● **EXERCISE MATERIALS**:
◆ ◆ ◆ ◆

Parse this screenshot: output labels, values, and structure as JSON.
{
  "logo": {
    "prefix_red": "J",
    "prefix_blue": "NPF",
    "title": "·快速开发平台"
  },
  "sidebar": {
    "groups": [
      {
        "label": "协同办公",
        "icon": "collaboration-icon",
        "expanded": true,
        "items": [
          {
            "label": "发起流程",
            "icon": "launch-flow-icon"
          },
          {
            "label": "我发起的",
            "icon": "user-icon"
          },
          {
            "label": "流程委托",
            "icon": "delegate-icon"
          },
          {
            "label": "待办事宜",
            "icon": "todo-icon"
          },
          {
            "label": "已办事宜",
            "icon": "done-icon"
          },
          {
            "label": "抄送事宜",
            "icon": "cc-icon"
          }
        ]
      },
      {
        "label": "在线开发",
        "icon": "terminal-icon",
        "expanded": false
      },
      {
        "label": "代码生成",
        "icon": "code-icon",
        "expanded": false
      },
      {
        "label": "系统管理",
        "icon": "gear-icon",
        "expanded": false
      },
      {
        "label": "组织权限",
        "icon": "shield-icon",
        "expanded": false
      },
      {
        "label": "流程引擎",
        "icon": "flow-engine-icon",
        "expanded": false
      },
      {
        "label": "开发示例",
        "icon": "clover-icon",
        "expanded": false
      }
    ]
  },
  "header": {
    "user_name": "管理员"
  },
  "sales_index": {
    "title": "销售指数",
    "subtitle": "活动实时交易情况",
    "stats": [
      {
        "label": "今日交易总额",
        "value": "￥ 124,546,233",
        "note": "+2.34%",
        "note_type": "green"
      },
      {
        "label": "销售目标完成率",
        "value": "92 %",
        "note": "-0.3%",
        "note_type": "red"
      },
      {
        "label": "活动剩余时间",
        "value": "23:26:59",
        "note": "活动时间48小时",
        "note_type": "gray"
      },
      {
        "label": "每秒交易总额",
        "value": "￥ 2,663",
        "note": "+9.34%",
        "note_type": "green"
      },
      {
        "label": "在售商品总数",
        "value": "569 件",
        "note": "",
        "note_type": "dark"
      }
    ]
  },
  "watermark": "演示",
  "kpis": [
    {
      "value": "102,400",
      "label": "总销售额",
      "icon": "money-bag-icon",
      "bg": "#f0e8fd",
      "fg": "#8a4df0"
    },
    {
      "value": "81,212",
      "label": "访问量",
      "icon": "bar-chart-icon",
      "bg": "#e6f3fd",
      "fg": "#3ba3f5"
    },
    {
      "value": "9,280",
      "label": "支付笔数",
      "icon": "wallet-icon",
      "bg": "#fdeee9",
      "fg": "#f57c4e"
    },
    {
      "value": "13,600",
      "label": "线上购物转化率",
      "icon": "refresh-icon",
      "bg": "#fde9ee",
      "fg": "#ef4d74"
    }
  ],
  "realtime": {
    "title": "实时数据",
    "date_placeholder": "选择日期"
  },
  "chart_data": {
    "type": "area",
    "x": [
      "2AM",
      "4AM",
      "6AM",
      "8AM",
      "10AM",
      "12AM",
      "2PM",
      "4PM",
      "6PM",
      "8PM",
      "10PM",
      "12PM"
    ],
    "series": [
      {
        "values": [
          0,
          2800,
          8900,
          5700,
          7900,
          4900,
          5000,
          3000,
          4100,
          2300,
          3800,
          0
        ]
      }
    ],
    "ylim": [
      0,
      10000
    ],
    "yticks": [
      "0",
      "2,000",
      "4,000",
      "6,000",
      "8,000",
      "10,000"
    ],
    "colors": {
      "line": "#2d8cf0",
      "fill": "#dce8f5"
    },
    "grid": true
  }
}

◆ ◆ ◆ ◆

● **TO DO**: Output each entry precisely as given.

● **ANSWER**:
Parse this screenshot: output labels, values, and structure as JSON.
{
  "logo": {
    "prefix_red": "J",
    "prefix_blue": "NPF",
    "title": "·快速开发平台"
  },
  "sidebar": {
    "groups": [
      {
        "label": "协同办公",
        "icon": "collaboration-icon",
        "expanded": true,
        "items": [
          {
            "label": "发起流程",
            "icon": "launch-flow-icon"
          },
          {
            "label": "我发起的",
            "icon": "user-icon"
          },
          {
            "label": "流程委托",
            "icon": "delegate-icon"
          },
          {
            "label": "待办事宜",
            "icon": "todo-icon"
          },
          {
            "label": "已办事宜",
            "icon": "done-icon"
          },
          {
            "label": "抄送事宜",
            "icon": "cc-icon"
          }
        ]
      },
      {
        "label": "在线开发",
        "icon": "terminal-icon",
        "expanded": false
      },
      {
        "label": "代码生成",
        "icon": "code-icon",
        "expanded": false
      },
      {
        "label": "系统管理",
        "icon": "gear-icon",
        "expanded": false
      },
      {
        "label": "组织权限",
        "icon": "shield-icon",
        "expanded": false
      },
      {
        "label": "流程引擎",
        "icon": "flow-engine-icon",
        "expanded": false
      },
      {
        "label": "开发示例",
        "icon": "clover-icon",
        "expanded": false
      }
    ]
  },
  "header": {
    "user_name": "管理员"
  },
  "sales_index": {
    "title": "销售指数",
    "subtitle": "活动实时交易情况",
    "stats": [
      {
        "label": "今日交易总额",
        "value": "￥ 124,546,233",
        "note": "+2.34%",
        "note_type": "green"
      },
      {
        "label": "销售目标完成率",
        "value": "92 %",
        "note": "-0.3%",
        "note_type": "red"
      },
      {
        "label": "活动剩余时间",
        "value": "23:26:59",
        "note": "活动时间48小时",
        "note_type": "gray"
      },
      {
        "label": "每秒交易总额",
        "value": "￥ 2,663",
        "note": "+9.34%",
        "note_type": "green"
      },
      {
        "label": "在售商品总数",
        "value": "569 件",
        "note": "",
        "note_type": "dark"
      }
    ]
  },
  "watermark": "演示",
  "kpis": [
    {
      "value": "102,400",
      "label": "总销售额",
      "icon": "money-bag-icon",
      "bg": "#f0e8fd",
      "fg": "#8a4df0"
    },
    {
      "value": "81,212",
      "label": "访问量",
      "icon": "bar-chart-icon",
      "bg": "#e6f3fd",
      "fg": "#3ba3f5"
    },
    {
      "value": "9,280",
      "label": "支付笔数",
      "icon": "wallet-icon",
      "bg": "#fdeee9",
      "fg": "#f57c4e"
    },
    {
      "value": "13,600",
      "label": "线上购物转化率",
      "icon": "refresh-icon",
      "bg": "#fde9ee",
      "fg": "#ef4d74"
    }
  ],
  "realtime": {
    "title": "实时数据",
    "date_placeholder": "选择日期"
  },
  "chart_data": {
    "type": "area",
    "x": [
      "2AM",
      "4AM",
      "6AM",
      "8AM",
      "10AM",
      "12AM",
      "2PM",
      "4PM",
      "6PM",
      "8PM",
      "10PM",
      "12PM"
    ],
    "series": [
      {
        "values": [
          0,
          2800,
          8900,
          5700,
          7900,
          4900,
          5000,
          3000,
          4100,
          2300,
          3800,
          0
        ]
      }
    ],
    "ylim": [
      0,
      10000
    ],
    "yticks": [
      "0",
      "2,000",
      "4,000",
      "6,000",
      "8,000",
      "10,000"
    ],
    "colors": {
      "line": "#2d8cf0",
      "fill": "#dce8f5"
    },
    "grid": true
  }
}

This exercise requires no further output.